Vorteile/Nachteile von Kontaktlinsen beim Sport

Ein erfolgreiches Betreiben einer Sportart setzt die Korrektion der Fehlsichtigkeit unumgänglich voraus. Bei Kontaktsportarten wie Boxen, Judo, Karate etc. ist das Betreiben des Sports mit einer Brille nicht möglich. Die Kontaktlinse bietet speziell im Sport, wie auch in der Freizeit viele Vorteile. Die perfekte Sportkontaktlinse für das Betreiben von Sport gibt es allerdings nicht. Es sind bei jeder sportlichen Aktivität gewisse Vorraussetzungen an das Kontaktlinsentragen geknüpft. Ein hoher Tragekomfort kann erreicht werden, wenn vor der Kontaktlinsenanpassung eine ausführliche Beratung sowie Anamnese gemacht worden ist. Die Linse soll rechtzeitig vor dem Sport eingesetzt werden, sodass der Sportler sich an die möglichen Unterschiede der Netzhautbildgrößen beim Wechsel von der Brille zur Kontaktlinse gewöhnt hat. Nicht außer Acht zu lassen ist eine mögliche staubige Umgebung, Schmutzpartikel und Staub können den Trage-Komfort negativ beeinflussen und zu einem plötzlich auftretenden, tränenden Auge führen. Mücken bei Radsportlern, Staub bei Reitern oder Sand bei Rallyefahrern können zu einem schweren Unfall führen, wenn sich ein Fremdkörper zwischen Hornhaut und Linse befindet. Desweiteren ist eine sorgfältige und konsequente Kontaktlinsenpflege Grundvoraussetzung für einen hohen Tragekomfort der Linsen im Sport (Scholz, 2004).

**Ihre Aufgabe**
Schreiben Sie den Text über Kontaktlinsen beim Sport im Anschluss an seinen letzten Satz weiter. Die Auflistung hat mit der Arbeit am Text nichts zu tun.

**Extrahiertes Material**

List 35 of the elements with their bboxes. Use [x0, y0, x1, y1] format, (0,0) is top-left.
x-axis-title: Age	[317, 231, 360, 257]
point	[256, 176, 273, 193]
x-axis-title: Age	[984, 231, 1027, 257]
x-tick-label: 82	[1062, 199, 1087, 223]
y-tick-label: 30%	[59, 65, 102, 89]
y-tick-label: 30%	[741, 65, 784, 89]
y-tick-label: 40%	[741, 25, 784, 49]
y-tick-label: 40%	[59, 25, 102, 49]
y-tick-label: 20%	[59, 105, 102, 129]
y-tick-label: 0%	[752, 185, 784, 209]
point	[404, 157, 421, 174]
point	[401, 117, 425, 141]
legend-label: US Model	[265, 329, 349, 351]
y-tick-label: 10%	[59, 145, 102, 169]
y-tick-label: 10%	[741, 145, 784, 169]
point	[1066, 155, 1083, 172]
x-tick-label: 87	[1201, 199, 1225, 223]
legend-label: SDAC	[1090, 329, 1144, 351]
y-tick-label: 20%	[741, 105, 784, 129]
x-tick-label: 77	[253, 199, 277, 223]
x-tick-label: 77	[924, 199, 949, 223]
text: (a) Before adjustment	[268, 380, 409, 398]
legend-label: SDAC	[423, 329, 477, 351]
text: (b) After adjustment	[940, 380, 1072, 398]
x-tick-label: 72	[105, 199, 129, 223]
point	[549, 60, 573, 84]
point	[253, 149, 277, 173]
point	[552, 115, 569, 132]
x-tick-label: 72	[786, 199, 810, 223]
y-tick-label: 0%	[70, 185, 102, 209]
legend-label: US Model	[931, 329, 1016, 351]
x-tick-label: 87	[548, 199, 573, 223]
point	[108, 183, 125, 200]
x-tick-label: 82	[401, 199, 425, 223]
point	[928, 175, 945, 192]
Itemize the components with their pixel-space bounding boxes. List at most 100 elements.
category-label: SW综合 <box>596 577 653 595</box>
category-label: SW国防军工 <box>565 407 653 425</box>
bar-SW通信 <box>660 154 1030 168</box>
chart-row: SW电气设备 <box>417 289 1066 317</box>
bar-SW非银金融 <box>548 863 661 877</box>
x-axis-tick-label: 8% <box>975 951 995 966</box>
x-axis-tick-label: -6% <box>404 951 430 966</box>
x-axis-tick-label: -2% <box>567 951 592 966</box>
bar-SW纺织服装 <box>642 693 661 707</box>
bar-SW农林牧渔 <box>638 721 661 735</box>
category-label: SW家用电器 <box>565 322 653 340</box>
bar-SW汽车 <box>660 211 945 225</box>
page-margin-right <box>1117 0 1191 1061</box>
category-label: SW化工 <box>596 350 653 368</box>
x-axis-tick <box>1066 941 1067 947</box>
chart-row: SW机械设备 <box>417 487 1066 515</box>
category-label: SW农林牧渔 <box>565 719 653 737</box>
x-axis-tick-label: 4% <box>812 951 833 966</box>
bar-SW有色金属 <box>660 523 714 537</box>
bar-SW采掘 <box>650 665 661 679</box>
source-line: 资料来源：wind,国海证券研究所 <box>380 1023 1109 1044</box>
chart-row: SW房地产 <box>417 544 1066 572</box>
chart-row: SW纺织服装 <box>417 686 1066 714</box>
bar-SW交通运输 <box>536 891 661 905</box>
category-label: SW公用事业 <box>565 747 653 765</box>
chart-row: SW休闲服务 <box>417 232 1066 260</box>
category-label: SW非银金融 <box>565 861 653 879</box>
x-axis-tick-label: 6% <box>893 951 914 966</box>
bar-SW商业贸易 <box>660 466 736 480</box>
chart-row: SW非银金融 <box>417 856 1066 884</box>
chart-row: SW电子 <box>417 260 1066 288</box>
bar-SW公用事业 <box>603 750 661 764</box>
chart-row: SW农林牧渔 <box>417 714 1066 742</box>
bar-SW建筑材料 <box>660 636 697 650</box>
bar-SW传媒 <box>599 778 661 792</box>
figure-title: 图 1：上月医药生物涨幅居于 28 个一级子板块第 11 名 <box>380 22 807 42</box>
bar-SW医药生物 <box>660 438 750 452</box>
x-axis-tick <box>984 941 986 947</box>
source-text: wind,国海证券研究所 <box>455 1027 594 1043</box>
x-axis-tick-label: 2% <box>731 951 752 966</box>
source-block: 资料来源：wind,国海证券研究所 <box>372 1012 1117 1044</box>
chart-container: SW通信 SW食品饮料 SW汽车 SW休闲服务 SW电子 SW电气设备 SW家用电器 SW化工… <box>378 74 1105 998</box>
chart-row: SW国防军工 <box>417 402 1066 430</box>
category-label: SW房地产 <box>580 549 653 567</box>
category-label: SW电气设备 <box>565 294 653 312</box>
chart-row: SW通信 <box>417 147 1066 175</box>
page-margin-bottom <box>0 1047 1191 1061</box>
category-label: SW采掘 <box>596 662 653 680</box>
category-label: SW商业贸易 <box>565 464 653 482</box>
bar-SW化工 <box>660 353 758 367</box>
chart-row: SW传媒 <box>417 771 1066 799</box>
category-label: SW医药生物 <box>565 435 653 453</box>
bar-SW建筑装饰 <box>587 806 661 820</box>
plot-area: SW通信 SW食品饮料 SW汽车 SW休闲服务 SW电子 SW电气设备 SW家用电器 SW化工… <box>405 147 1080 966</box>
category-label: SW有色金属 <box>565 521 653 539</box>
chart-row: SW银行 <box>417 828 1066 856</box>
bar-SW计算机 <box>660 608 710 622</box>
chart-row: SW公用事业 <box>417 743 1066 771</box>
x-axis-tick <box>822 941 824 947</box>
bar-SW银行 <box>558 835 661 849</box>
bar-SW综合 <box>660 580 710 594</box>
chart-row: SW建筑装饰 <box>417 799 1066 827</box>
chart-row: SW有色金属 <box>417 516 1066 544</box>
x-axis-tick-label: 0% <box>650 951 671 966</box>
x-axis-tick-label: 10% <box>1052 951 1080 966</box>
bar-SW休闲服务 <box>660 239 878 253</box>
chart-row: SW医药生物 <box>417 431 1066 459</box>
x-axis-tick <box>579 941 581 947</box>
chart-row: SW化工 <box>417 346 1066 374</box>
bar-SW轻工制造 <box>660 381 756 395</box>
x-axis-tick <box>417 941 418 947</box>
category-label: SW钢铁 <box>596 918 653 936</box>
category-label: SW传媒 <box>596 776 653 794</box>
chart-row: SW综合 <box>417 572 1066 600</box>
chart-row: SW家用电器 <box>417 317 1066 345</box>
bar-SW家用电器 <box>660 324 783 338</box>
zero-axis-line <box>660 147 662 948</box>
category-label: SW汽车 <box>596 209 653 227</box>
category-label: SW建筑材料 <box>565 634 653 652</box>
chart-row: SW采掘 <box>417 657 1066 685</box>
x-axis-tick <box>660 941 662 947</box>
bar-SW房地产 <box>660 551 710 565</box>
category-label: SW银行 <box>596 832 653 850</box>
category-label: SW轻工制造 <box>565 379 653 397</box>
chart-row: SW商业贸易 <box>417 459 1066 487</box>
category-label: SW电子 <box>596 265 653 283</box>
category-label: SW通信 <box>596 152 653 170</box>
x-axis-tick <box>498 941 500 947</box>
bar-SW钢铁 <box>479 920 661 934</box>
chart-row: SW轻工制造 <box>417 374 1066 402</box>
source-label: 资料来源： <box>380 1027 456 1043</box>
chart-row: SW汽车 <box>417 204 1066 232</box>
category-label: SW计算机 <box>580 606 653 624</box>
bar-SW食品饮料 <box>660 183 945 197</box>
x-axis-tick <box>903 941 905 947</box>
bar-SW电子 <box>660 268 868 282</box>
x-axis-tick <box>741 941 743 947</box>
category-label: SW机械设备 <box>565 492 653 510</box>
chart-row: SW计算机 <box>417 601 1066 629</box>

**Antwortbereich**
Störungen durch Kontaktlinsen

Störungen oder andere Nebenwirkungen durch eine Kontaktlinse können sowohl mechanische als auch physiologische Gründe haben, da die Linse für das Sys­tem Auge einen Fremdkörper darstellt. Mechanische Störungen durch eine Kontaktlinse haben meistens eine Beschädigung des Augengewebes zur Folge. Ursache kann sowohl eine nicht korrekt durchgeführte Anpassung der Linsen als auch eine Manipulation der Linse oder nicht korrekt durchgeführte Linsenpflege sein. Die mechanische Störung ist somit zeitlich begrenzt.

Physiologische Störungen sind dagegen nicht zeitlich begrenzt, da sie direkten Einfluss auf den gesamten Stoffwechsel der Hornhaut nehmen. Ursache für die Störung des Stoffwechsels ist die fast komplette – bei Hydrogellinsen sogar die gesamte – Bedeckung des Epithels und der daraus folgenden Beeinträchtigung der Tränenzirkulation. Der Tränenfilm auf der Hornhaut kann beim Lidschlag nicht mehr vollständig erneuert werden, wie es ohne Kontaktlinse möglich ist.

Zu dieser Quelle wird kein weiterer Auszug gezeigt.